__Task directions__
Copy the data lines verbatim, beginning at the line that contains "menu-icon[interactable]: ≡ —" and stopping after the line that contains "menu-my-profile[interactable]: My Profile".
* Start Supplied material *
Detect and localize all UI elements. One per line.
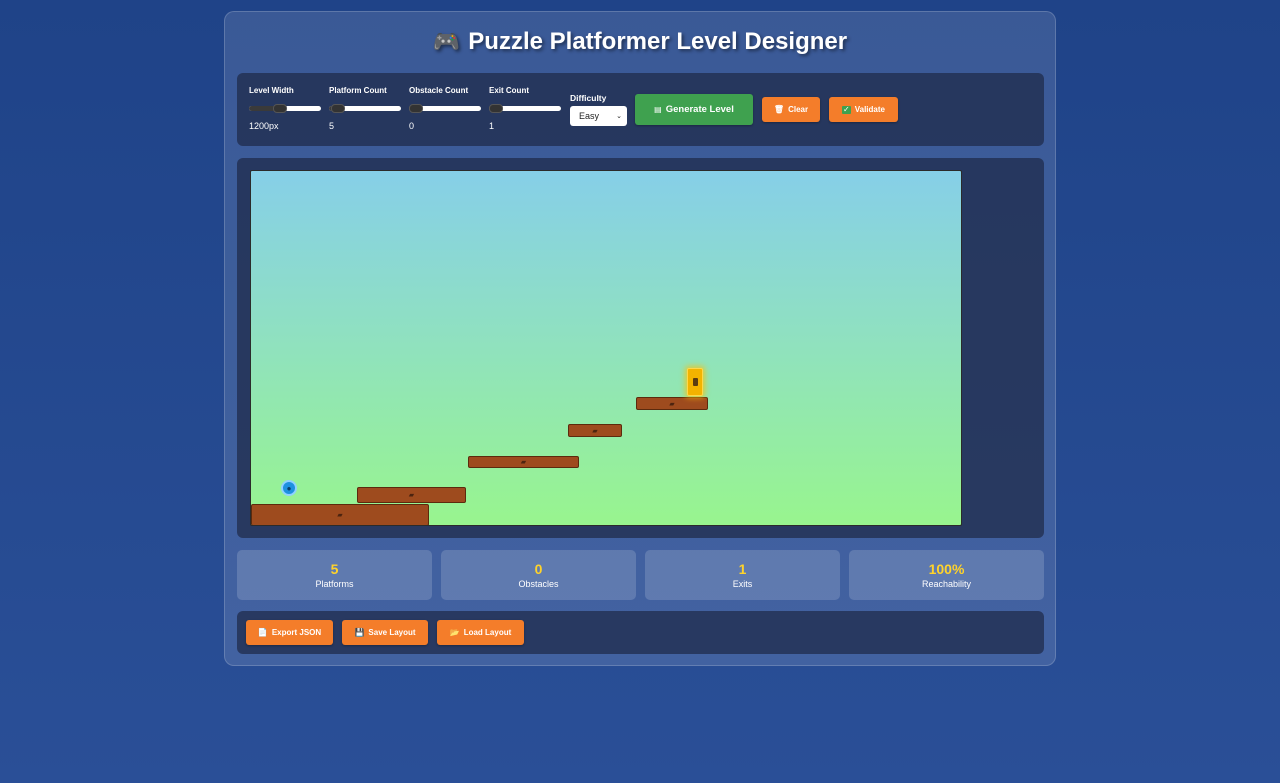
stat-label: Obstacles (518, 579, 559, 589)
generate-level-label: Generate Level (665, 104, 734, 115)
platform-5[interactable]: ▰ (636, 397, 708, 410)
obstacle-count-value: 0 (409, 121, 415, 131)
load-layout-button[interactable]: 📂 Load Layout (437, 620, 524, 645)
exit-count-label: Exit Count (489, 86, 529, 95)
stat-label: Exits (732, 579, 753, 589)
stat-value: 100% (928, 561, 965, 577)
export-json-label: Export JSON (271, 628, 322, 637)
difficulty-label: Difficulty (570, 93, 607, 103)
platform-4[interactable]: ▰ (568, 424, 622, 437)
game-controller-icon: 🎮 (432, 29, 461, 54)
validate-button[interactable]: ✓ Validate (829, 97, 898, 122)
brick-icon: ▰ (669, 400, 675, 408)
level-canvas[interactable]: ▰ ▰ ▰ ▰ ▰ ● (250, 170, 962, 526)
difficulty-control: Difficulty Easy ⌄ (570, 93, 627, 126)
difficulty-selected-value: Easy (579, 111, 600, 121)
save-layout-label: Save Layout (368, 628, 416, 637)
platform-1[interactable]: ▰ (251, 504, 429, 525)
level-width-slider[interactable] (249, 104, 321, 113)
brick-icon: ▰ (337, 512, 343, 519)
obstacle-count-slider[interactable] (409, 104, 481, 113)
obstacle-count-control: Obstacle Count 0 (409, 86, 481, 131)
floppy-disk-icon: 💾 (354, 627, 365, 637)
obstacle-count-label: Obstacle Count (409, 86, 469, 95)
level-width-control: Level Width 1200px (249, 86, 321, 131)
save-layout-button[interactable]: 💾 Save Layout (342, 620, 428, 645)
checkmark-icon: ✓ (842, 104, 851, 114)
difficulty-select[interactable]: Easy ⌄ (570, 106, 627, 126)
platform-count-value: 5 (329, 121, 335, 131)
stat-card-exits: 1 Exits (645, 550, 840, 600)
canvas-panel: ▰ ▰ ▰ ▰ ▰ ● (237, 158, 1044, 538)
chevron-down-icon: ⌄ (616, 113, 622, 120)
page-title-text: Puzzle Platformer Level Designer (468, 28, 848, 55)
stat-label: Platforms (315, 579, 354, 589)
exit-count-slider[interactable] (489, 104, 561, 113)
level-width-value: 1200px (249, 121, 279, 131)
actions-panel: 📄 Export JSON 💾 Save Layout 📂 Load Layou… (237, 611, 1044, 654)
clear-button[interactable]: 🗑 Clear (762, 97, 820, 122)
export-json-button[interactable]: 📄 Export JSON (246, 620, 333, 645)
level-designer-app: 🎮 Puzzle Platformer Level Designer Level… (224, 11, 1056, 666)
exit-count-slider-handle[interactable] (489, 104, 503, 113)
platform-2[interactable]: ▰ (357, 487, 466, 503)
exit-door[interactable] (687, 368, 703, 396)
load-layout-label: Load Layout (463, 628, 512, 637)
platform-count-label: Platform Count (329, 86, 387, 95)
exit-count-control: Exit Count 1 (489, 86, 561, 131)
player-spawn[interactable]: ● (281, 480, 297, 496)
door-icon (692, 378, 698, 386)
validate-label: Validate (854, 105, 885, 114)
level-width-label: Level Width (249, 86, 294, 95)
brick-icon: ▰ (408, 492, 415, 499)
platform-count-slider-handle[interactable] (331, 104, 345, 113)
controls-panel: Level Width 1200px Platform Count 5 Obst… (237, 73, 1044, 146)
stack-icon: ▤ (654, 104, 662, 114)
brick-icon: ▰ (520, 459, 527, 466)
clear-label: Clear (788, 105, 809, 114)
generate-level-button[interactable]: ▤ Generate Level (635, 94, 753, 125)
exit-count-value: 1 (489, 121, 495, 131)
trash-icon: 🗑 (773, 104, 785, 114)
platform-count-slider[interactable] (329, 104, 401, 113)
level-width-slider-handle[interactable] (273, 104, 287, 113)
page-title: 🎮 Puzzle Platformer Level Designer (225, 28, 1055, 56)
player-icon: ● (286, 483, 292, 493)
folder-icon: 📂 (449, 627, 460, 637)
stat-card-reachability: 100% Reachability (849, 550, 1044, 600)
stat-value: 1 (738, 561, 747, 577)
stat-card-obstacles: 0 Obstacles (441, 550, 636, 600)
platform-count-control: Platform Count 5 (329, 86, 401, 131)
stat-label: Reachability (921, 579, 972, 589)
brick-icon: ▰ (592, 427, 598, 435)
stat-value: 5 (330, 561, 339, 577)
obstacle-count-slider-handle[interactable] (409, 104, 423, 113)
document-icon: 📄 (257, 627, 268, 637)
stat-card-platforms: 5 Platforms (237, 550, 432, 600)
platform-3[interactable]: ▰ (468, 456, 579, 468)
stat-value: 0 (534, 561, 543, 577)
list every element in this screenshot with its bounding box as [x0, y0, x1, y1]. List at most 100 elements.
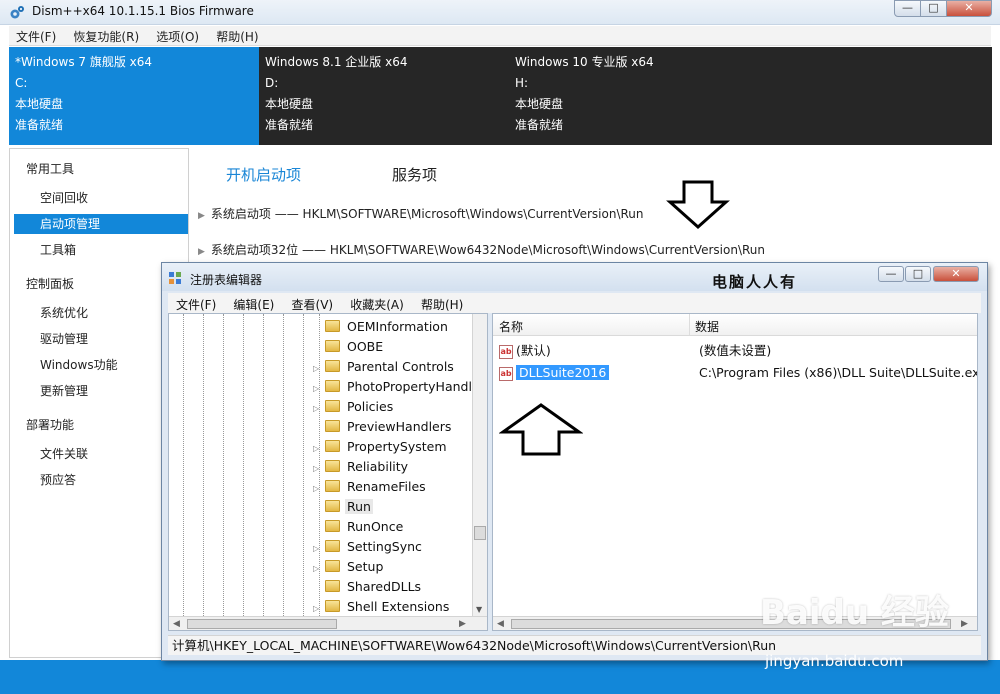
sidebar-item-toolbox[interactable]: 工具箱	[14, 240, 188, 260]
column-data[interactable]: 数据	[695, 318, 719, 335]
regedit-minimize-button[interactable]: —	[878, 266, 904, 282]
tree-horizontal-scrollbar[interactable]: ◀ ▶	[169, 616, 487, 630]
expand-icon[interactable]: ▷	[313, 439, 323, 459]
folder-icon	[325, 600, 340, 612]
os-entry-win10[interactable]: Windows 10 专业版 x64 H: 本地硬盘 准备就绪	[509, 47, 759, 145]
scroll-right-icon[interactable]: ▶	[459, 619, 466, 629]
expand-icon: ▶	[198, 247, 205, 257]
sidebar-item-space-cleanup[interactable]: 空间回收	[14, 188, 188, 208]
watermark-text: 电脑人人有	[712, 273, 798, 291]
expand-icon[interactable]: ▷	[313, 459, 323, 479]
os-drive: C:	[15, 76, 28, 90]
expand-icon[interactable]: ▷	[313, 399, 323, 419]
tree-node[interactable]: ▷ Shell Extensions	[313, 597, 451, 617]
tree-node-label: Parental Controls	[347, 359, 454, 374]
expand-icon[interactable]: ▷	[313, 539, 323, 559]
scroll-thumb[interactable]	[187, 619, 337, 629]
values-header: 名称 数据	[493, 314, 977, 336]
os-drive: H:	[515, 76, 529, 90]
os-drive: D:	[265, 76, 279, 90]
tree-node-label: PreviewHandlers	[347, 419, 452, 434]
os-name: Windows 10 专业版 x64	[515, 55, 654, 69]
tree-node-label: PhotoPropertyHandle	[347, 379, 480, 394]
menu-file[interactable]: 文件(F)	[9, 26, 62, 45]
scroll-right-icon[interactable]: ▶	[961, 619, 968, 629]
tree-node[interactable]: ▷ SettingSync	[313, 537, 424, 557]
folder-icon	[325, 560, 340, 572]
folder-icon	[325, 400, 340, 412]
value-row-selected[interactable]: ab DLLSuite2016	[499, 363, 611, 383]
tree-node-label: OOBE	[347, 339, 384, 354]
os-disk: 本地硬盘	[265, 97, 314, 111]
menu-restore[interactable]: 恢复功能(R)	[66, 26, 145, 45]
column-divider[interactable]	[689, 314, 690, 335]
folder-icon	[325, 540, 340, 552]
tree-guide	[183, 314, 184, 630]
tree-node[interactable]: ▷ RenameFiles	[313, 477, 428, 497]
regedit-menu-favorites[interactable]: 收藏夹(A)	[342, 293, 409, 313]
minimize-button[interactable]: —	[894, 0, 921, 17]
regedit-maximize-button[interactable]: □	[905, 266, 931, 282]
value-data: C:\Program Files (x86)\DLL Suite\DLLSuit…	[699, 365, 978, 380]
regedit-menu-file[interactable]: 文件(F)	[168, 293, 221, 313]
tree-node[interactable]: ▷ Policies	[313, 397, 395, 417]
run-entry[interactable]: ▶ 系统启动项 —— HKLM\SOFTWARE\Microsoft\Window…	[198, 205, 644, 222]
tree-node[interactable]: PreviewHandlers	[313, 417, 453, 437]
menu-help[interactable]: 帮助(H)	[209, 26, 264, 45]
regedit-menu-help[interactable]: 帮助(H)	[413, 293, 468, 313]
tree-node[interactable]: ▷ PhotoPropertyHandle	[313, 377, 482, 397]
os-entry-win81[interactable]: Windows 8.1 企业版 x64 D: 本地硬盘 准备就绪	[259, 47, 509, 145]
gears-icon	[10, 6, 24, 19]
expand-icon[interactable]: ▷	[313, 359, 323, 379]
tree-node-selected[interactable]: Run	[313, 497, 373, 517]
tree-node[interactable]: ▷ Setup	[313, 557, 385, 577]
tree-node[interactable]: RunOnce	[313, 517, 405, 537]
folder-icon	[325, 480, 340, 492]
regedit-menu-edit[interactable]: 编辑(E)	[225, 293, 279, 313]
scroll-left-icon[interactable]: ◀	[497, 619, 504, 629]
tree-guide	[283, 314, 284, 630]
tree-node[interactable]: SharedDLLs	[313, 577, 423, 597]
expand-icon[interactable]: ▷	[313, 559, 323, 579]
scroll-left-icon[interactable]: ◀	[173, 619, 180, 629]
folder-icon	[325, 440, 340, 452]
sidebar-group-common: 常用工具	[26, 162, 75, 176]
os-entry-win7[interactable]: *Windows 7 旗舰版 x64 C: 本地硬盘 准备就绪	[9, 47, 259, 145]
expand-icon: ▶	[198, 211, 205, 221]
run-entry[interactable]: ▶ 系统启动项32位 —— HKLM\SOFTWARE\Wow6432Node\M…	[198, 241, 765, 258]
tree-node[interactable]: OEMInformation	[313, 317, 450, 337]
tree-guide	[223, 314, 224, 630]
expand-icon[interactable]: ▷	[313, 479, 323, 499]
tree-node-label: PropertySystem	[347, 439, 447, 454]
regedit-close-button[interactable]: ✕	[933, 266, 979, 282]
tree-node[interactable]: ▷ Parental Controls	[313, 357, 456, 377]
scroll-thumb[interactable]	[474, 526, 486, 540]
regedit-menu-bar: 文件(F) 编辑(E) 查看(V) 收藏夹(A) 帮助(H)	[168, 293, 981, 313]
scroll-down-icon[interactable]: ▼	[476, 605, 482, 614]
run-entry-label: 系统启动项32位 —— HKLM\SOFTWARE\Wow6432Node\Mi…	[210, 243, 765, 257]
menu-options[interactable]: 选项(O)	[149, 26, 205, 45]
tree-node[interactable]: OOBE	[313, 337, 385, 357]
expand-icon[interactable]: ▷	[313, 379, 323, 399]
os-status: 准备就绪	[15, 118, 64, 132]
folder-icon	[325, 420, 340, 432]
value-row[interactable]: ab (默认)	[499, 341, 551, 361]
regedit-titlebar: 注册表编辑器 电脑人人有 — □ ✕	[162, 263, 987, 291]
tree-node[interactable]: ▷ Reliability	[313, 457, 410, 477]
folder-icon	[325, 460, 340, 472]
run-entry-label: 系统启动项 —— HKLM\SOFTWARE\Microsoft\Windows…	[210, 207, 644, 221]
string-value-icon: ab	[499, 366, 513, 381]
tab-startup[interactable]: 开机启动项	[226, 164, 301, 185]
column-name[interactable]: 名称	[499, 318, 523, 335]
tab-services[interactable]: 服务项	[392, 164, 437, 185]
close-button[interactable]: ✕	[946, 0, 992, 17]
baidu-watermark: Baidu 经验	[760, 593, 949, 633]
maximize-button[interactable]: □	[920, 0, 947, 17]
registry-tree: OEMInformation OOBE ▷ Parental Controls ▷…	[168, 313, 488, 631]
sidebar-group-deploy: 部署功能	[26, 418, 75, 432]
sidebar-item-startup[interactable]: 启动项管理	[14, 214, 188, 234]
tree-node-label: OEMInformation	[347, 319, 448, 334]
regedit-menu-view[interactable]: 查看(V)	[284, 293, 339, 313]
tree-node[interactable]: ▷ PropertySystem	[313, 437, 449, 457]
tree-vertical-scrollbar[interactable]: ▼	[472, 314, 487, 616]
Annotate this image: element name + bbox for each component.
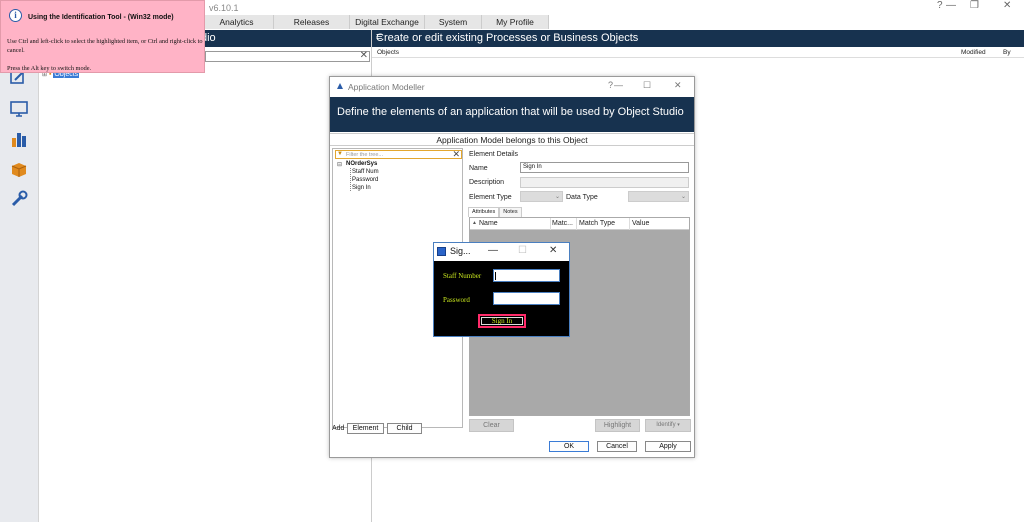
menu-icon[interactable]: ≡ — [376, 31, 1020, 43]
signin-titlebar[interactable]: Sig... — ☐ ✕ — [434, 243, 569, 261]
details-tabs: Attributes Notes — [468, 207, 522, 217]
app-window-icon — [437, 247, 446, 256]
modeller-banner: Define the elements of an application th… — [330, 97, 694, 132]
staff-number-label: Staff Number — [443, 272, 482, 280]
tree-line — [350, 168, 351, 191]
col-value[interactable]: Value — [632, 220, 649, 227]
right-header: Create or edit existing Processes or Bus… — [372, 30, 1024, 47]
tree-node-staff-num[interactable]: Staff Num — [352, 169, 379, 175]
column-separator[interactable] — [576, 218, 577, 230]
signin-window: Sig... — ☐ ✕ Staff Number Password Sign … — [433, 242, 570, 337]
modeller-titlebar[interactable]: Application Modeller ? — ☐ ✕ — [330, 77, 694, 95]
identify-label: Identify — [656, 422, 676, 428]
data-type-select[interactable]: ⌄ — [628, 191, 689, 202]
ok-button[interactable]: OK — [549, 441, 589, 452]
element-type-label: Element Type — [469, 194, 512, 201]
clear-search-icon[interactable]: ✕ — [360, 50, 368, 61]
modeller-banner-text: Define the elements of an application th… — [337, 106, 684, 118]
column-separator[interactable] — [550, 218, 551, 230]
chevron-down-icon: ▾ — [677, 422, 680, 428]
filter-placeholder: Filter the tree... — [346, 152, 383, 158]
signin-minimize-button[interactable]: — — [488, 245, 498, 256]
tree-filter-input[interactable]: ▼ Filter the tree... ✕ — [335, 149, 462, 160]
cancel-button[interactable]: Cancel — [597, 441, 637, 452]
modeller-title: Application Modeller — [348, 82, 425, 92]
modeller-close-button[interactable]: ✕ — [674, 80, 682, 91]
filter-icon: ▼ — [337, 151, 343, 157]
help-button[interactable]: ? — [937, 0, 943, 11]
identification-tooltip: i Using the Identification Tool - (Win32… — [0, 0, 205, 73]
sort-icon: ▲ — [472, 220, 477, 226]
modeller-maximize-button[interactable]: ☐ — [643, 80, 651, 91]
sign-in-button[interactable]: Sign In — [478, 314, 526, 328]
name-label: Name — [469, 165, 488, 172]
password-label: Password — [443, 296, 470, 304]
objects-list-header: Objects Modified By — [372, 47, 1024, 58]
add-label: Add — [332, 425, 345, 432]
menu-my-profile[interactable]: My Profile — [482, 15, 549, 29]
tooltip-body: Use Ctrl and left-click to select the hi… — [7, 38, 203, 54]
col-objects[interactable]: Objects — [377, 49, 399, 56]
element-details-heading: Element Details — [469, 151, 519, 158]
studio-search-input[interactable]: ✕ — [205, 50, 370, 62]
attributes-grid-header: ▲ Name Matc... Match Type Value — [470, 218, 689, 230]
releases-icon[interactable] — [10, 161, 28, 179]
col-name[interactable]: Name — [479, 220, 498, 227]
menu-system[interactable]: System — [425, 15, 482, 29]
close-button[interactable]: ✕ — [1003, 0, 1011, 11]
password-input[interactable] — [493, 292, 560, 305]
minimize-button[interactable]: — — [946, 0, 956, 11]
tree-node-sign-in[interactable]: Sign In — [352, 185, 371, 191]
add-child-button[interactable]: Child — [387, 423, 422, 434]
menu-analytics[interactable]: Analytics — [200, 15, 274, 29]
modeller-subtitle: Application Model belongs to this Object — [330, 133, 694, 146]
clear-filter-icon[interactable]: ✕ — [452, 149, 460, 160]
apply-button[interactable]: Apply — [645, 441, 691, 452]
tree-node-password[interactable]: Password — [352, 177, 378, 183]
main-menu: Analytics Releases Digital Exchange Syst… — [200, 15, 549, 29]
element-type-select[interactable]: ⌄ — [520, 191, 563, 202]
restore-button[interactable]: ❐ — [970, 0, 979, 11]
control-room-icon[interactable] — [10, 100, 28, 118]
signin-title: Sig... — [450, 246, 471, 256]
tooltip-title: Using the Identification Tool - (Win32 m… — [28, 14, 174, 21]
collapse-icon[interactable]: ⊟ — [337, 161, 342, 168]
name-input[interactable]: Sign In — [520, 162, 689, 173]
description-label: Description — [469, 179, 505, 186]
col-match[interactable]: Matc... — [552, 220, 573, 227]
tree-node-root[interactable]: NOrderSys — [346, 161, 377, 167]
col-modified[interactable]: Modified — [961, 49, 986, 56]
column-separator[interactable] — [629, 218, 630, 230]
menu-releases[interactable]: Releases — [274, 15, 350, 29]
col-by[interactable]: By — [1003, 49, 1011, 56]
tab-attributes[interactable]: Attributes — [468, 207, 500, 217]
info-icon: i — [9, 9, 22, 22]
menu-digital-exchange[interactable]: Digital Exchange — [350, 15, 425, 29]
nav-rail — [0, 30, 39, 522]
version-label: v6.10.1 — [209, 3, 239, 13]
tab-notes[interactable]: Notes — [499, 207, 522, 217]
highlight-button[interactable]: Highlight — [595, 419, 640, 432]
signin-close-button[interactable]: ✕ — [549, 245, 557, 256]
chevron-down-icon: ⌄ — [680, 194, 686, 200]
identify-button[interactable]: Identify ▾ — [645, 419, 691, 432]
system-icon[interactable] — [10, 190, 28, 208]
add-element-button[interactable]: Element — [347, 423, 384, 434]
tooltip-more: Press the Alt key to switch mode. — [7, 65, 92, 72]
col-match-type[interactable]: Match Type — [579, 220, 615, 227]
description-input[interactable] — [520, 177, 689, 188]
analytics-icon[interactable] — [10, 130, 28, 148]
signin-maximize-button[interactable]: ☐ — [518, 245, 527, 256]
staff-number-input[interactable] — [493, 269, 560, 282]
clear-button[interactable]: Clear — [469, 419, 514, 432]
data-type-label: Data Type — [566, 194, 598, 201]
modeller-help-button[interactable]: ? — [608, 80, 613, 90]
modeller-minimize-button[interactable]: — — [614, 80, 623, 90]
text-caret — [495, 272, 496, 280]
chevron-down-icon: ⌄ — [554, 194, 560, 200]
app-modeller-icon — [337, 83, 343, 89]
focus-outline — [481, 317, 523, 325]
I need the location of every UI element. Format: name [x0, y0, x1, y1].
* End Supplied material *
__Correct answer__
menu-icon[interactable]: ≡ — [376, 31, 1020, 43]
signin-titlebar[interactable]: Sig... — ☐ ✕ — [434, 243, 569, 261]
details-tabs: Attributes Notes — [468, 207, 522, 217]
app-window-icon — [437, 247, 446, 256]
modeller-banner: Define the elements of an application th… — [330, 97, 694, 132]
staff-number-label: Staff Number — [443, 272, 482, 280]
tree-line — [350, 168, 351, 191]
col-value[interactable]: Value — [632, 220, 649, 227]
right-header: Create or edit existing Processes or Bus… — [372, 30, 1024, 47]
tree-node-staff-num[interactable]: Staff Num — [352, 169, 379, 175]
column-separator[interactable] — [576, 218, 577, 230]
signin-window: Sig... — ☐ ✕ Staff Number Password Sign … — [433, 242, 570, 337]
modeller-titlebar[interactable]: Application Modeller ? — ☐ ✕ — [330, 77, 694, 95]
identify-label: Identify — [656, 422, 676, 428]
data-type-select[interactable]: ⌄ — [628, 191, 689, 202]
ok-button[interactable]: OK — [549, 441, 589, 452]
element-type-label: Element Type — [469, 194, 512, 201]
clear-search-icon[interactable]: ✕ — [360, 50, 368, 61]
modeller-banner-text: Define the elements of an application th… — [337, 106, 684, 118]
column-separator[interactable] — [550, 218, 551, 230]
chevron-down-icon: ▾ — [677, 422, 680, 428]
filter-placeholder: Filter the tree... — [346, 152, 383, 158]
signin-minimize-button[interactable]: — — [488, 245, 498, 256]
tree-filter-input[interactable]: ▼ Filter the tree... ✕ — [335, 149, 462, 160]
cancel-button[interactable]: Cancel — [597, 441, 637, 452]
modeller-title: Application Modeller — [348, 82, 425, 92]
modeller-close-button[interactable]: ✕ — [674, 80, 682, 91]
filter-icon: ▼ — [337, 151, 343, 157]
help-button[interactable]: ? — [937, 0, 943, 11]
identification-tooltip: i Using the Identification Tool - (Win32… — [0, 0, 205, 73]
sort-icon: ▲ — [472, 220, 477, 226]
modeller-maximize-button[interactable]: ☐ — [643, 80, 651, 91]
sign-in-button[interactable]: Sign In — [478, 314, 526, 328]
name-label: Name — [469, 165, 488, 172]
password-label: Password — [443, 296, 470, 304]
objects-list-header: Objects Modified By — [372, 47, 1024, 58]
add-label: Add — [332, 425, 345, 432]
menu-my-profile[interactable]: My Profile — [482, 15, 549, 29]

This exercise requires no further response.